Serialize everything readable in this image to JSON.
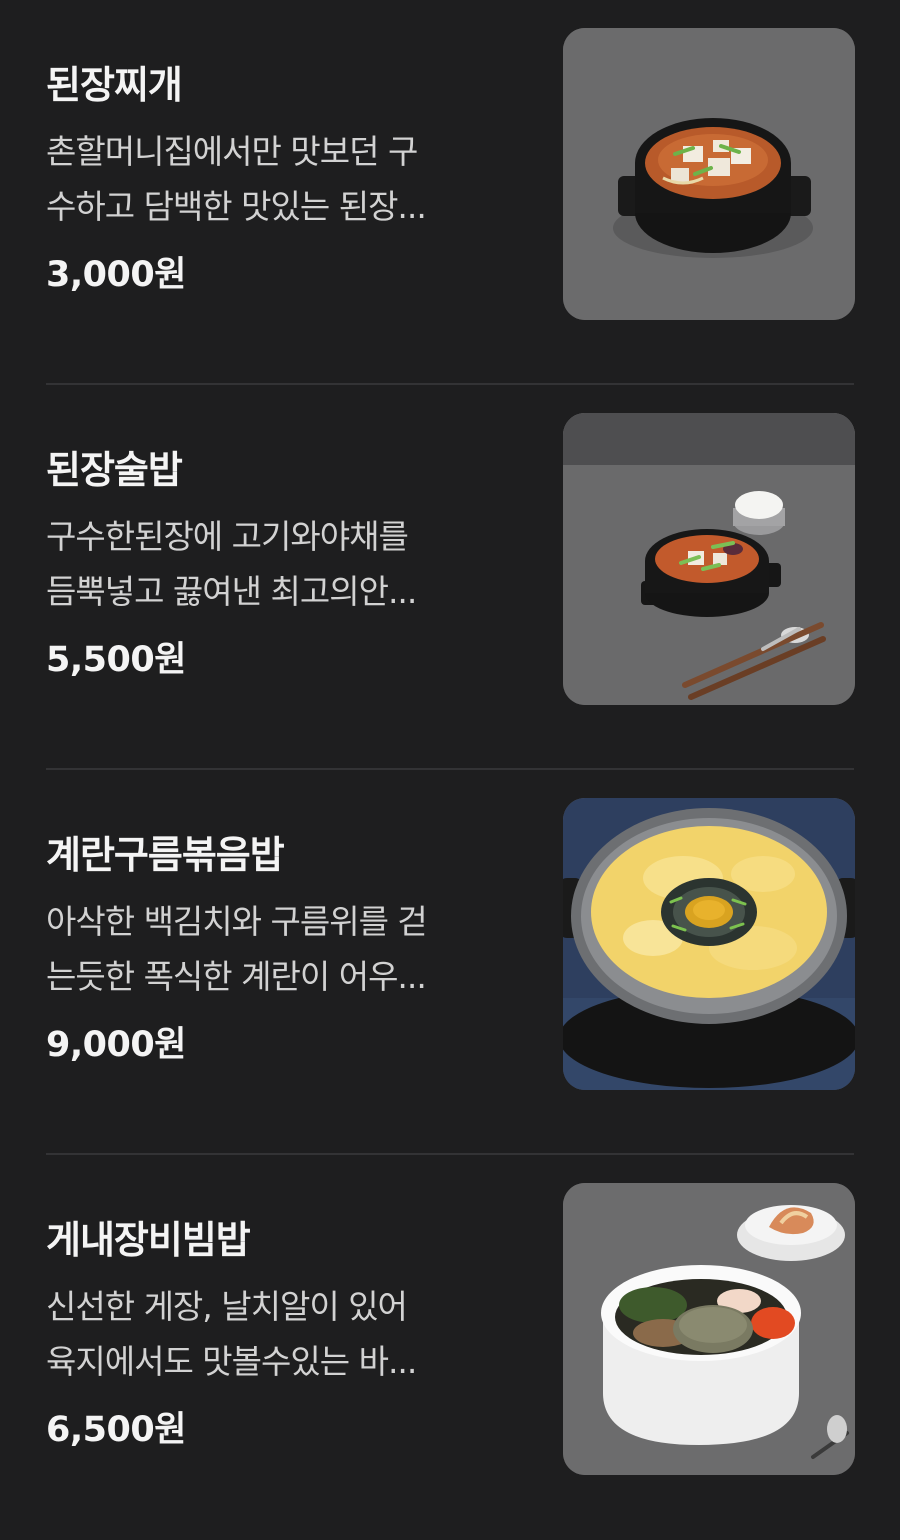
{
  "menu": {
    "items": [
      {
        "name": "된장찌개",
        "desc_line1": "촌할머니집에서만 맛보던 구",
        "desc_line2": "수하고 담백한 맛있는 된장...",
        "price": "3,000원",
        "image_icon": "doenjang-jjigae-photo"
      },
      {
        "name": "된장술밥",
        "desc_line1": "구수한된장에 고기와야채를",
        "desc_line2": "듬뿍넣고 끓여낸 최고의안...",
        "price": "5,500원",
        "image_icon": "doenjang-sulbap-photo"
      },
      {
        "name": "계란구름볶음밥",
        "desc_line1": "아삭한 백김치와 구름위를 걷",
        "desc_line2": "는듯한 폭식한 계란이 어우...",
        "price": "9,000원",
        "image_icon": "egg-cloud-fried-rice-photo"
      },
      {
        "name": "게내장비빔밥",
        "desc_line1": "신선한 게장, 날치알이 있어",
        "desc_line2": "육지에서도 맛볼수있는 바...",
        "price": "6,500원",
        "image_icon": "crab-bibimbap-photo"
      }
    ]
  },
  "colors": {
    "background": "#1e1e1f",
    "title": "#f4f4f4",
    "description": "#d2d2d2",
    "divider": "#333335"
  }
}
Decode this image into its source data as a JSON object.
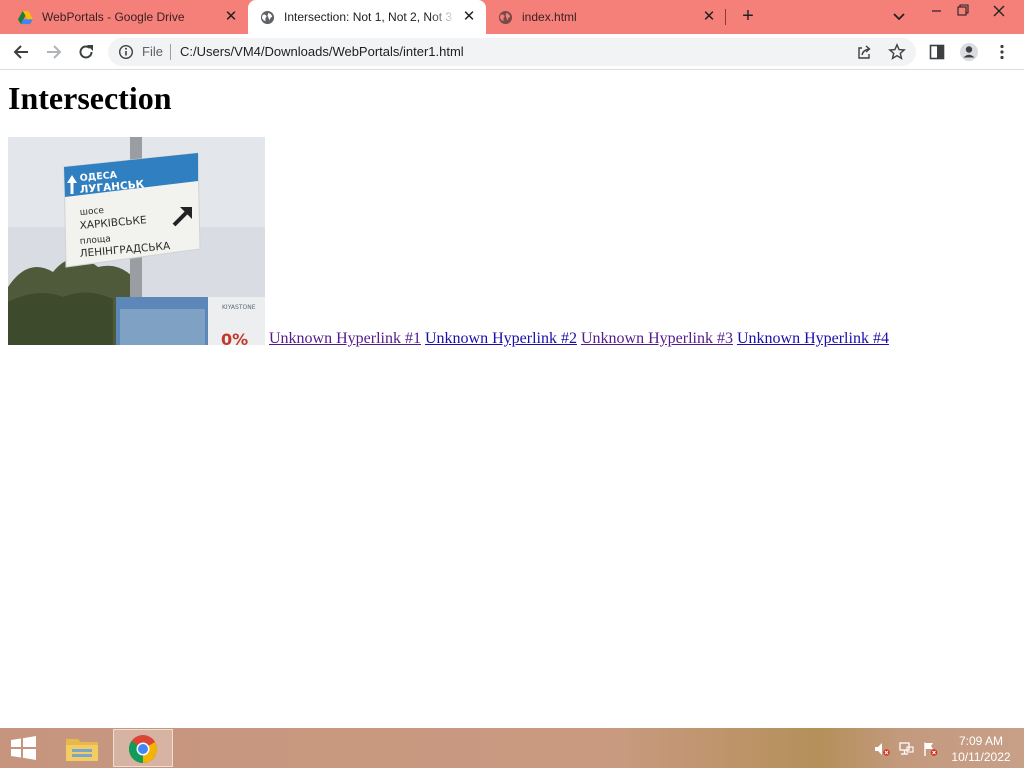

## Problem description
Work through the records line by line and tally those holding "name". Reply with the number alone.

## Task output
4